-- Begin --
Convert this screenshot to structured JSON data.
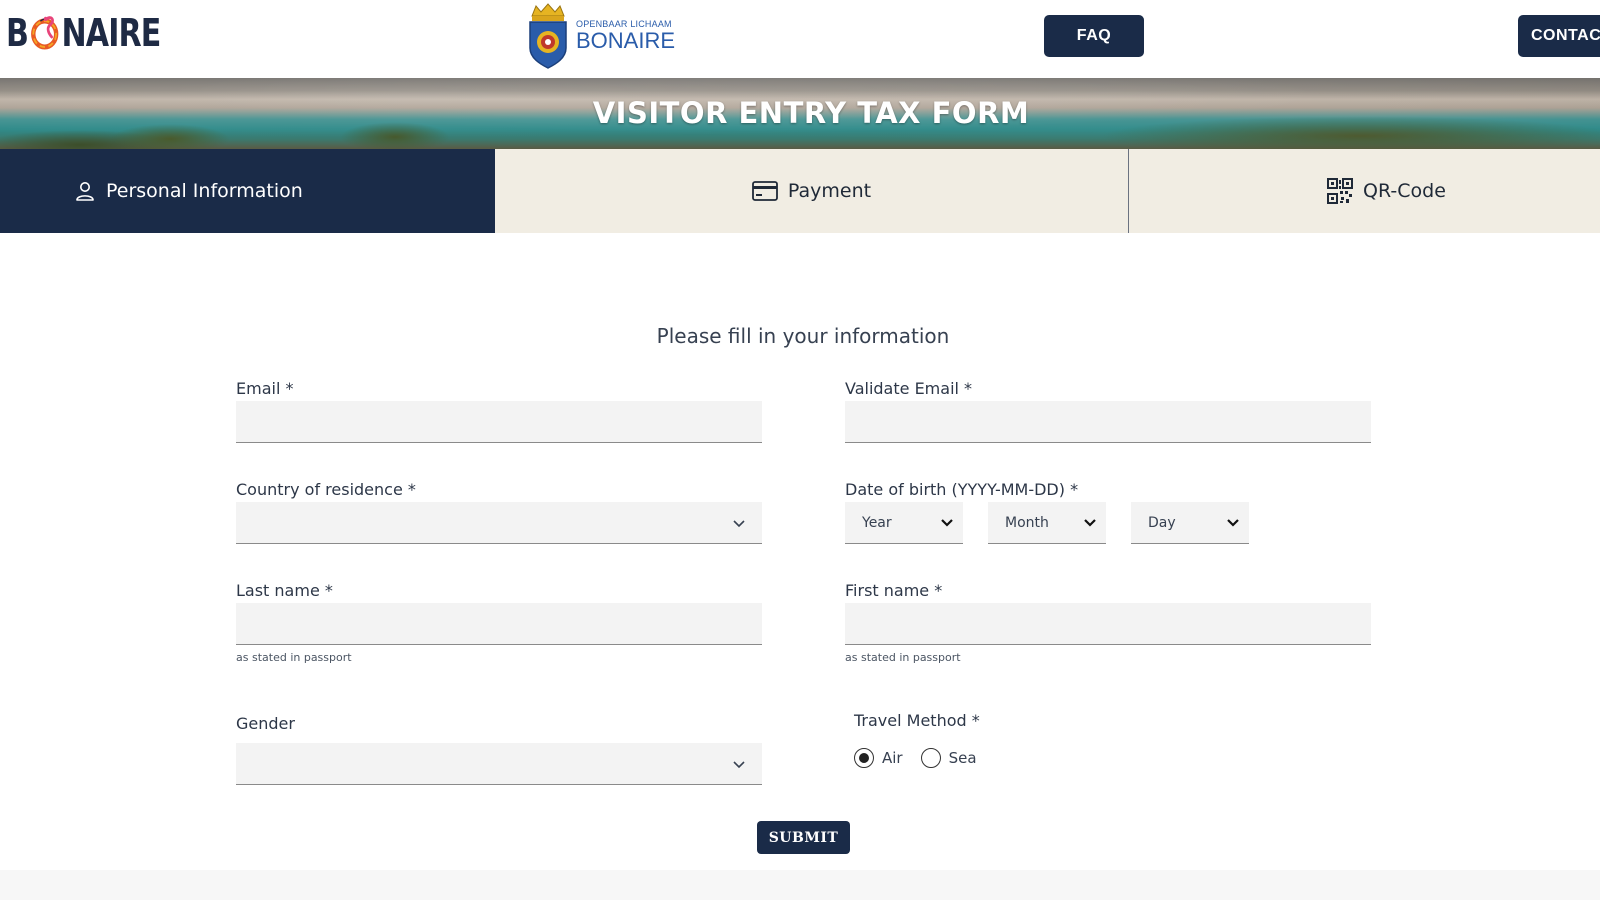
{
  "header": {
    "brand_left": "B",
    "brand_right": "NAIRE",
    "gov_small": "OPENBAAR LICHAAM",
    "gov_big": "BONAIRE",
    "faq_label": "FAQ",
    "contact_label": "CONTACT"
  },
  "banner": {
    "title": "VISITOR ENTRY TAX FORM"
  },
  "steps": [
    {
      "label": "Personal Information",
      "icon": "user-icon",
      "active": true
    },
    {
      "label": "Payment",
      "icon": "credit-card-icon",
      "active": false
    },
    {
      "label": "QR-Code",
      "icon": "qr-code-icon",
      "active": false
    }
  ],
  "form": {
    "heading": "Please fill in your information",
    "email_label": "Email *",
    "email_value": "",
    "validate_email_label": "Validate Email *",
    "validate_email_value": "",
    "country_label": "Country of residence *",
    "country_value": "",
    "dob_label": "Date of birth (YYYY-MM-DD) *",
    "dob_year": "Year",
    "dob_month": "Month",
    "dob_day": "Day",
    "last_name_label": "Last name *",
    "last_name_value": "",
    "last_name_helper": "as stated in passport",
    "first_name_label": "First name *",
    "first_name_value": "",
    "first_name_helper": "as stated in passport",
    "gender_label": "Gender",
    "gender_value": "",
    "travel_label": "Travel Method *",
    "travel_options": [
      {
        "label": "Air",
        "selected": true
      },
      {
        "label": "Sea",
        "selected": false
      }
    ],
    "submit_label": "SUBMIT"
  },
  "colors": {
    "navy": "#1a2b48",
    "tab_inactive_bg": "#f1ede3",
    "input_bg": "#f3f3f3"
  }
}
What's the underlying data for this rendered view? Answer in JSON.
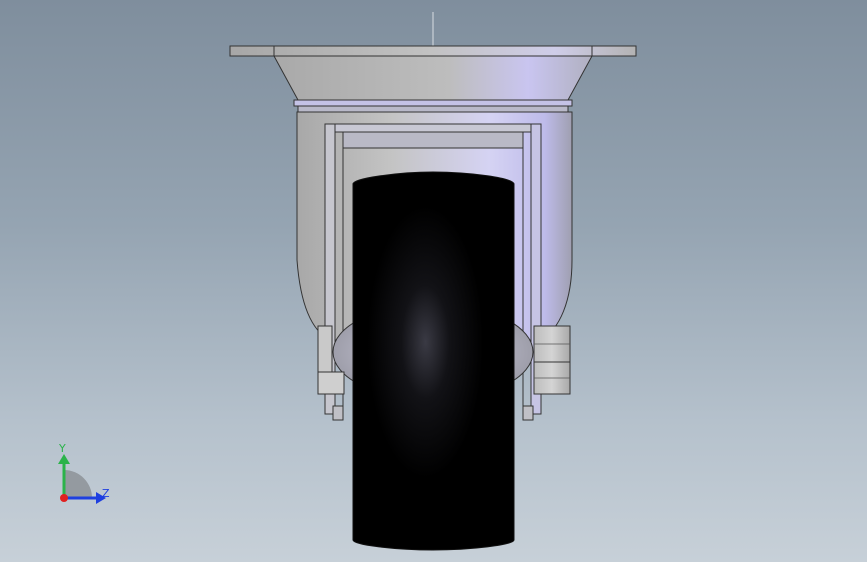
{
  "viewport": {
    "background_top": "#7f8e9d",
    "background_bottom": "#c7d0d8"
  },
  "model": {
    "wheel_color": "#000000",
    "frame_color": "#c8c8c8",
    "plate_color": "#bcbcbc",
    "highlight_color": "#c9c6f5"
  },
  "triad": {
    "y_label": "Y",
    "z_label": "Z",
    "y_color": "#2bb34a",
    "z_color": "#1e3fe0",
    "x_color": "#e02020"
  }
}
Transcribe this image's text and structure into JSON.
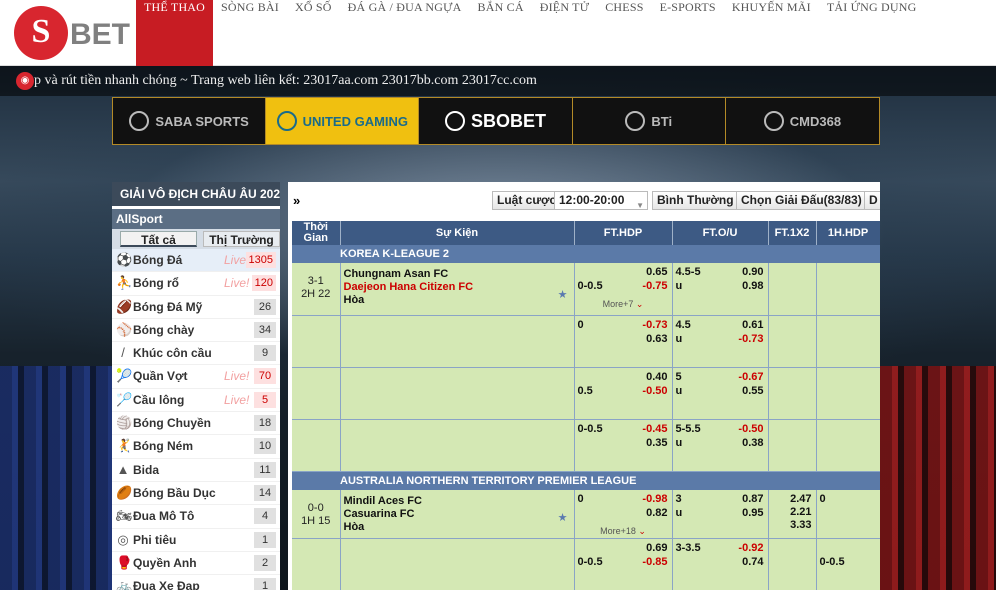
-- End --
» **YOUR OBJECTIVE**
Gather every line from the listing above in which the word "JSON" appears.

» **RIGHT ANSWER**
Convert this screenshot to structured JSON data.
What's the underlying data for this rendered view? Answer in JSON.
Transcribe this image's text and structure into JSON.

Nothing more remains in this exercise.